LISTED ENTRIES:
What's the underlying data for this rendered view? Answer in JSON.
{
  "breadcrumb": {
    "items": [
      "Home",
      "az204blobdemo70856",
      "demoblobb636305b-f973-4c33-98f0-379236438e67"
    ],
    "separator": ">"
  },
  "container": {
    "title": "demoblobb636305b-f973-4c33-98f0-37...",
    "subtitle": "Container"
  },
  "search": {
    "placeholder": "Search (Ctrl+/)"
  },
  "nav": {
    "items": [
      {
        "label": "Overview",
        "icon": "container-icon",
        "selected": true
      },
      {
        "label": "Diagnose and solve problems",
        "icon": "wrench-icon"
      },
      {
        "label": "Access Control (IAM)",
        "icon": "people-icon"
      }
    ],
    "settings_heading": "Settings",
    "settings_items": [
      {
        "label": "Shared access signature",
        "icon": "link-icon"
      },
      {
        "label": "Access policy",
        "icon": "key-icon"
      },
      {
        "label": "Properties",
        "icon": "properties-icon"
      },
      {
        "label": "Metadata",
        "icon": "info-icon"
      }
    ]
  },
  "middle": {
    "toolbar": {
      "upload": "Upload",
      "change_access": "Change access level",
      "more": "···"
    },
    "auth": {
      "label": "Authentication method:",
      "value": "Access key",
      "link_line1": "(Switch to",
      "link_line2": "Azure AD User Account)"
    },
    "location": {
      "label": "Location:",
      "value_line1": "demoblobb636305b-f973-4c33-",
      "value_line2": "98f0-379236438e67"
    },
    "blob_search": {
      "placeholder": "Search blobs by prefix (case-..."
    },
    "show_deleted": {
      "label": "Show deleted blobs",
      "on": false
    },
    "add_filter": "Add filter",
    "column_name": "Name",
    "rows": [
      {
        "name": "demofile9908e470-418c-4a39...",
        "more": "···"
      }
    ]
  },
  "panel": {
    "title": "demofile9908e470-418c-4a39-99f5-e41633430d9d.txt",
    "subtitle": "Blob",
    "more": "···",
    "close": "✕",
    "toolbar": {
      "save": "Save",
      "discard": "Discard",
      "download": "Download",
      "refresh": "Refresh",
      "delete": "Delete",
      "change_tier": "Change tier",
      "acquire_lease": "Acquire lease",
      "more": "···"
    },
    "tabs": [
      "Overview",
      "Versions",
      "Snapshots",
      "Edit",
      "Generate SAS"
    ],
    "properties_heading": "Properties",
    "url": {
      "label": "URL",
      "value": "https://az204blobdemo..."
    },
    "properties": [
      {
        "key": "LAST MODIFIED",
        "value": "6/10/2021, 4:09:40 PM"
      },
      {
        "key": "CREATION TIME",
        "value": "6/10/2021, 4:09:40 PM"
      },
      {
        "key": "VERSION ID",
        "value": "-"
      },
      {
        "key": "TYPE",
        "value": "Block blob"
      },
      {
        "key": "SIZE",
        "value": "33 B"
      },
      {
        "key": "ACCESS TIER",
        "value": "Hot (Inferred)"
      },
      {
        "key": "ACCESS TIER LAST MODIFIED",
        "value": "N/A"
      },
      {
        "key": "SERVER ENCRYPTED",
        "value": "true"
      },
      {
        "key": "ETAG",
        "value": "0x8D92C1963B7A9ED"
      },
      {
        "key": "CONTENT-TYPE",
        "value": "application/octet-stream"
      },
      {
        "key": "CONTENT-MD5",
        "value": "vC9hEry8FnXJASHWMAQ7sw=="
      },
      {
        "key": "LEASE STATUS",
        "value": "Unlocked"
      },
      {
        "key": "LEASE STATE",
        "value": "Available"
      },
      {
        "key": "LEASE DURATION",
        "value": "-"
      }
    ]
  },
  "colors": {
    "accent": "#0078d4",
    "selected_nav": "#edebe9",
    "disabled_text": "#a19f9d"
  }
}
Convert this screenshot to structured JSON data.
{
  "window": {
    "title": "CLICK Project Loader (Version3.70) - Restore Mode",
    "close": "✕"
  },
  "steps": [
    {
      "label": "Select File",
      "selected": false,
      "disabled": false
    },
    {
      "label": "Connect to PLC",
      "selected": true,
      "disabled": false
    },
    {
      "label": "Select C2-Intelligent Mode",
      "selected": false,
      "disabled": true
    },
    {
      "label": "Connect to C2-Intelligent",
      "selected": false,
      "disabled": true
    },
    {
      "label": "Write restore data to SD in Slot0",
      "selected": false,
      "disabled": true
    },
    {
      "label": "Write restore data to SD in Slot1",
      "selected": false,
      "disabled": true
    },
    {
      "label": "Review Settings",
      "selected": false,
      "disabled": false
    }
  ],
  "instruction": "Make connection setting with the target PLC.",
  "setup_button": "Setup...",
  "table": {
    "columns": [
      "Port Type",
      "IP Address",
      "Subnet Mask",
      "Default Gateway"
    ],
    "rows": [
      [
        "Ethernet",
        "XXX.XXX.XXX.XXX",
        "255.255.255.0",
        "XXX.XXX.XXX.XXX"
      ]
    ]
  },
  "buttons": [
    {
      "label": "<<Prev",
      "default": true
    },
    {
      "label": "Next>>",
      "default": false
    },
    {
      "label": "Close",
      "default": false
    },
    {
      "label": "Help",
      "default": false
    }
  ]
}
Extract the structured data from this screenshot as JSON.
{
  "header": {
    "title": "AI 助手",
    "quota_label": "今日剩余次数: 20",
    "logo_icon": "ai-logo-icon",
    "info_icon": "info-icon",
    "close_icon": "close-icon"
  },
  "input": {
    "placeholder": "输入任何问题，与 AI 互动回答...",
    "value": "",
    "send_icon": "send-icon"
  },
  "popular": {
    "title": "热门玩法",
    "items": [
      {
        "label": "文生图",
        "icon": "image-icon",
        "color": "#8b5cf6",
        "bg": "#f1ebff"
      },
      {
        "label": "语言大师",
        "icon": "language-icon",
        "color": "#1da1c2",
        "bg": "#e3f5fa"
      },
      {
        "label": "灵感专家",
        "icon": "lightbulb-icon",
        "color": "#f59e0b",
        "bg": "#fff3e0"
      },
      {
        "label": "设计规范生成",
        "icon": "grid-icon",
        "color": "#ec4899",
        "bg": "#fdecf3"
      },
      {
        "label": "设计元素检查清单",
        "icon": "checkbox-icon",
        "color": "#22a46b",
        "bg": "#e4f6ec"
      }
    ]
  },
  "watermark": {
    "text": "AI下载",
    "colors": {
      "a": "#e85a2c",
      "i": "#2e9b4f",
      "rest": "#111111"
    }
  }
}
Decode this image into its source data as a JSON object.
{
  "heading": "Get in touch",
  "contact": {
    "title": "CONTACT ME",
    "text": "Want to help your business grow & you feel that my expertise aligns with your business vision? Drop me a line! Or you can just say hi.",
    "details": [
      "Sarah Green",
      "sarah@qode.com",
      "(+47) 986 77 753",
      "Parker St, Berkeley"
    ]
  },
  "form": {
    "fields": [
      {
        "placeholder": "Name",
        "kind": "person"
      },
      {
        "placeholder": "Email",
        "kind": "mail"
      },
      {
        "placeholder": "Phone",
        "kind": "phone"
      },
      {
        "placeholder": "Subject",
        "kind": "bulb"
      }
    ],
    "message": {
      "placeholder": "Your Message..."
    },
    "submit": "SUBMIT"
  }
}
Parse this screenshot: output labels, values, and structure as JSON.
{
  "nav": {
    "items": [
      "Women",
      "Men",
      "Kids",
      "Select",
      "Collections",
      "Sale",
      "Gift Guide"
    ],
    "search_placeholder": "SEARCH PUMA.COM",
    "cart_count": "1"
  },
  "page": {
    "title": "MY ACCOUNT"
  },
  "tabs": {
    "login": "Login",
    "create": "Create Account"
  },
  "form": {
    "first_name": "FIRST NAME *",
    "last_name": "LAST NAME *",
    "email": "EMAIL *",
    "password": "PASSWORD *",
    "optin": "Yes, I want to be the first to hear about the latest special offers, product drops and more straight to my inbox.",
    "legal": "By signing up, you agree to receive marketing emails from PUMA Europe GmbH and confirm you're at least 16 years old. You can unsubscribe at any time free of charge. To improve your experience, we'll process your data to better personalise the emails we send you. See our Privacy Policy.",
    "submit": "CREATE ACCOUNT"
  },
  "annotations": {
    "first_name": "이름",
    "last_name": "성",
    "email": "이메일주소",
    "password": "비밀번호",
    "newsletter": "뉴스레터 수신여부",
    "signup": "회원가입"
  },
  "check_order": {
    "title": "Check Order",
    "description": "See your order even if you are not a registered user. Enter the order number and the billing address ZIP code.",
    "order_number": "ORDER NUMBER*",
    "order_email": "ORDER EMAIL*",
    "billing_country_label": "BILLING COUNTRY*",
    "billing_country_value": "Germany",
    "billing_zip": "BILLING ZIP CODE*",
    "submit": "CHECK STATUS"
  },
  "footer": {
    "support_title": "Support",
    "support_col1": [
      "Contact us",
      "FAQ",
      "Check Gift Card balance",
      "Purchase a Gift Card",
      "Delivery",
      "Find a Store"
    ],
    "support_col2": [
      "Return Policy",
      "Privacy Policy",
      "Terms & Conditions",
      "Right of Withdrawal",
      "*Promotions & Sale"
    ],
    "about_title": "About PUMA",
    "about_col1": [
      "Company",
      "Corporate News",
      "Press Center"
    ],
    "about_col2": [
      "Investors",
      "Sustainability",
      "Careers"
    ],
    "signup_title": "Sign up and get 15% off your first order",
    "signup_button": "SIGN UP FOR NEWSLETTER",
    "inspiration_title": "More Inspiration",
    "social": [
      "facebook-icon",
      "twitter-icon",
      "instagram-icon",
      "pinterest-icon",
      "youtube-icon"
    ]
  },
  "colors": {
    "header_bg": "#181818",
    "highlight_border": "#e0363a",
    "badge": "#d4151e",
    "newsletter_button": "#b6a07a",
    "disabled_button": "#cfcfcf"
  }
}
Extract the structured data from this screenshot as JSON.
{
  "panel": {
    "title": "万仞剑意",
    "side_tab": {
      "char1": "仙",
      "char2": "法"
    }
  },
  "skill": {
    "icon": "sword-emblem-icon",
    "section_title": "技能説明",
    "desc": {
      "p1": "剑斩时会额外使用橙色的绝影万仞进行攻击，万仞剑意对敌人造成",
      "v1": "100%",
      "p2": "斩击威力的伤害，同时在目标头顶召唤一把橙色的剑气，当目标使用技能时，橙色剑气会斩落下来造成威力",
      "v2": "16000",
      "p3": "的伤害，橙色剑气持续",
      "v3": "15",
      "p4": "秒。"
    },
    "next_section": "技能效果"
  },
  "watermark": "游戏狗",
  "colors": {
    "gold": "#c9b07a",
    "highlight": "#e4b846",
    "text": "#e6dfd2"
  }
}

TASK PROMPT: Go through the material and select each line with the string "Change" in it.

OUTPUT FOR THIS EXERCISE:
      "change_access": "Change access level",
      "change_tier": "Change tier",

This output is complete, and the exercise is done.